====== PASSAGE GIVEN

Fred C. Würtele [Public domain], via Wikimedia Commons 

What kind of a church has an atheist pastor?

You’ve probably heard of Gretta Vosper. She’s the minister of West Hill United Church in Scarborough. In 2001 she started describing herself publicly as a “non-theist.” Since 2013 she’s used a more direct term: “atheist.”

As you might expect, the outlandish idea of an atheist minister has captured the imagination of journalists and the praise of many inside and outside the church. It has also provoked substantial criticism, but so far the church has not followed through on calls to remove her from ordained ministry.

In today’s United Church, requiring ministers to believe in God is a controversial idea. So what’s the story behind the United Church of Canada?

Formation

The United Church was formed in 1925 by the merger of two large Canadian denominations, the Methodists and the Presbyterians, as well as the much smaller Congregationalists. Although only two-thirds of the Presbyterians joined the union (the rest carried on as the Presbyterian Church in Canada), the United Church still began its life as the largest Protestant church in Canada.

The architects of the union hoped that their new church would eventually encompass all Protestant churches in Canada. They thought cooperation would enable its members to decisively shape the spiritual life of the young Dominion—and to carry on social service, especially to the poor, on a much larger scale. And although those dreams never fully came to pass, the United Church has always commanded at least the nominal allegiance of more Canadians than any other Protestant church. In most parts of the country, nearly every small town has a United Church, often with names like “Knox” and “Wesley” that reflect their Presbyterian or Methodist origins.

============

Name the denominations that, according to the United Church passage, merged in 1925 to form the United Church. The lines after this are separate from the United Church passage.

====== DATA RECORDS

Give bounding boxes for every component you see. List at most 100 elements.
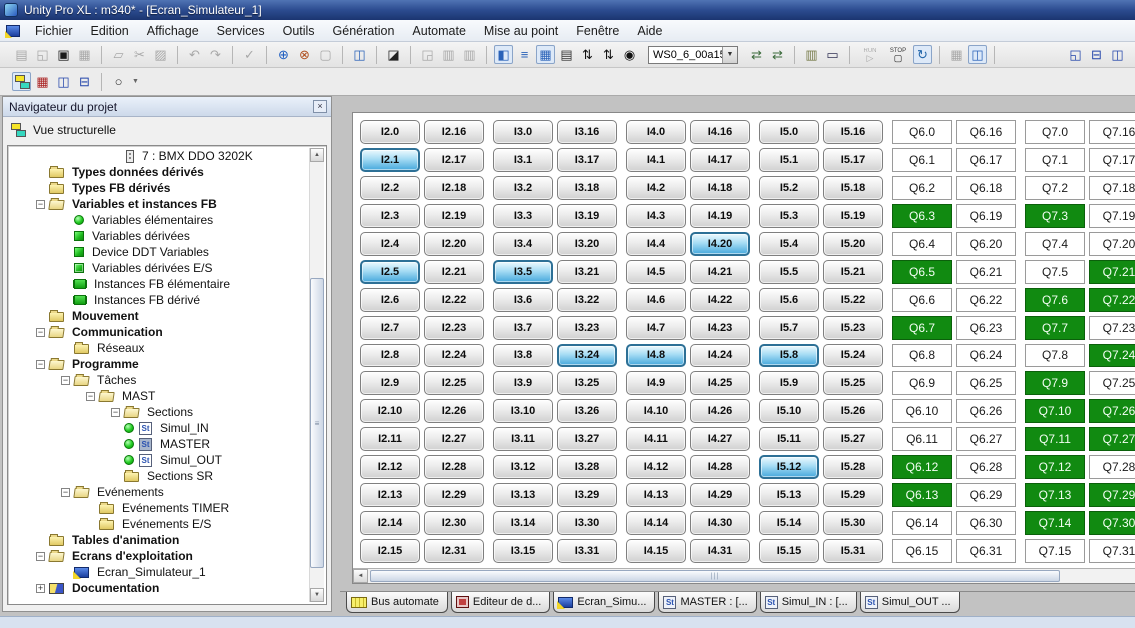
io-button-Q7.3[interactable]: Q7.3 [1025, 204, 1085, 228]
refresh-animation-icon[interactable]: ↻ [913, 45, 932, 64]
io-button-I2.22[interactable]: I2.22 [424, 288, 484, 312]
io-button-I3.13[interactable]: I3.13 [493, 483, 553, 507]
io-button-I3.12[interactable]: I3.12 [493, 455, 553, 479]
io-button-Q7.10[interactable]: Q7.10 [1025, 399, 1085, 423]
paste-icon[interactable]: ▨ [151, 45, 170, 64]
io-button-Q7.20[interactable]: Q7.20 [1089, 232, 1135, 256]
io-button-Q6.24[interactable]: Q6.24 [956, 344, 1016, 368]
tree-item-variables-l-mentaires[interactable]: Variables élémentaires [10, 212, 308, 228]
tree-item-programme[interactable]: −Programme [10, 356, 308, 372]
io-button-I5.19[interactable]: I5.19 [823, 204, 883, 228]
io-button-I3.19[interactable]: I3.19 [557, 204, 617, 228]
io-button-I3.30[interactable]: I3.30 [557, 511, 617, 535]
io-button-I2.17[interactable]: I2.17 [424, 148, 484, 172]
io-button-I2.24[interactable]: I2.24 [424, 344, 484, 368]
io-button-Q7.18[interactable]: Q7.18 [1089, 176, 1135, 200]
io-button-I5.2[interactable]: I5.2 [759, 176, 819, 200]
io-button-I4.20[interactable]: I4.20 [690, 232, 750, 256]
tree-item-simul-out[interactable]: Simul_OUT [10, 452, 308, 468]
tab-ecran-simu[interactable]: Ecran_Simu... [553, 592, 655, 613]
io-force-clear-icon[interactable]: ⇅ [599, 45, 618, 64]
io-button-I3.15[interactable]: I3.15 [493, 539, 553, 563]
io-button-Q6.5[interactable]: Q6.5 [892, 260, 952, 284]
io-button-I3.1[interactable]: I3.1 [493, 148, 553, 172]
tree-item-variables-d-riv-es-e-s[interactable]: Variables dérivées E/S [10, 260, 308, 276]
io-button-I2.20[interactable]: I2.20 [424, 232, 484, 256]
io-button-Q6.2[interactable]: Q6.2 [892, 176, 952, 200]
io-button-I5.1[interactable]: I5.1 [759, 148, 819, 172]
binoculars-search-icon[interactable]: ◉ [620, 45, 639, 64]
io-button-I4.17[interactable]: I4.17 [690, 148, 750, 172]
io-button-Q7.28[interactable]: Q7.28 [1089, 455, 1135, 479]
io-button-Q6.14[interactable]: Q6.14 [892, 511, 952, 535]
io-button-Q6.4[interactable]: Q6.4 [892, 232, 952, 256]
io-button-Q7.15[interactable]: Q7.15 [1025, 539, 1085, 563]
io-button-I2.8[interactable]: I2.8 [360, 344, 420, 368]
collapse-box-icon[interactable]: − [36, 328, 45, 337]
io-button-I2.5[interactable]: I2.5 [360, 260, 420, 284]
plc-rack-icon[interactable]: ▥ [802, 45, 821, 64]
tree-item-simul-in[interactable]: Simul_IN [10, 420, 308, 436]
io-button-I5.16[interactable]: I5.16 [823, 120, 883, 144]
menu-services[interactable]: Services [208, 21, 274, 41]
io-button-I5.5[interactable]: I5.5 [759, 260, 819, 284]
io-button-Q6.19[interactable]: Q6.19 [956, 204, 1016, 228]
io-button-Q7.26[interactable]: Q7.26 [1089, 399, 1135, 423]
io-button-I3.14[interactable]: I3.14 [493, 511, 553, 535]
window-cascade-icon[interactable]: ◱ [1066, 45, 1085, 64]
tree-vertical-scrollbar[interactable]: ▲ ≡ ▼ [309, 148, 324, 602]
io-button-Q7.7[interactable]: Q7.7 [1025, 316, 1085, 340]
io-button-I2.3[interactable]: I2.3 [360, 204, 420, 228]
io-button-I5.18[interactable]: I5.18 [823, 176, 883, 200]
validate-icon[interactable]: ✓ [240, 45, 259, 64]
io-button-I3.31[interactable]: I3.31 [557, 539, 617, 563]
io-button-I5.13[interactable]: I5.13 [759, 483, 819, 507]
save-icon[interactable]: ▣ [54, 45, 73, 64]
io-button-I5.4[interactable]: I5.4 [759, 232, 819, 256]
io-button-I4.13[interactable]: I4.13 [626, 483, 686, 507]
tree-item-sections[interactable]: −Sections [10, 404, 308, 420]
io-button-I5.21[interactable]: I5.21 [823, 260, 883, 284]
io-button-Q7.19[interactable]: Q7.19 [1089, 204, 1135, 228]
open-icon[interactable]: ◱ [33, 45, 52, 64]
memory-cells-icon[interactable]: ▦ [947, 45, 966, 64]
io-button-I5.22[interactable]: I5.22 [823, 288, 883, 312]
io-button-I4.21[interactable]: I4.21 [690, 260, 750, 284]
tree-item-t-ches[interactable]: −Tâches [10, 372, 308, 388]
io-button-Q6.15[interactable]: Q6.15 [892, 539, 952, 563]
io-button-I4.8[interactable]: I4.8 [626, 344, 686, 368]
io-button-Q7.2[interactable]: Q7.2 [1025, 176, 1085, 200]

============

EXPECTED ANSWER |
The Methodists, the Presbyterians and the Congregationalists.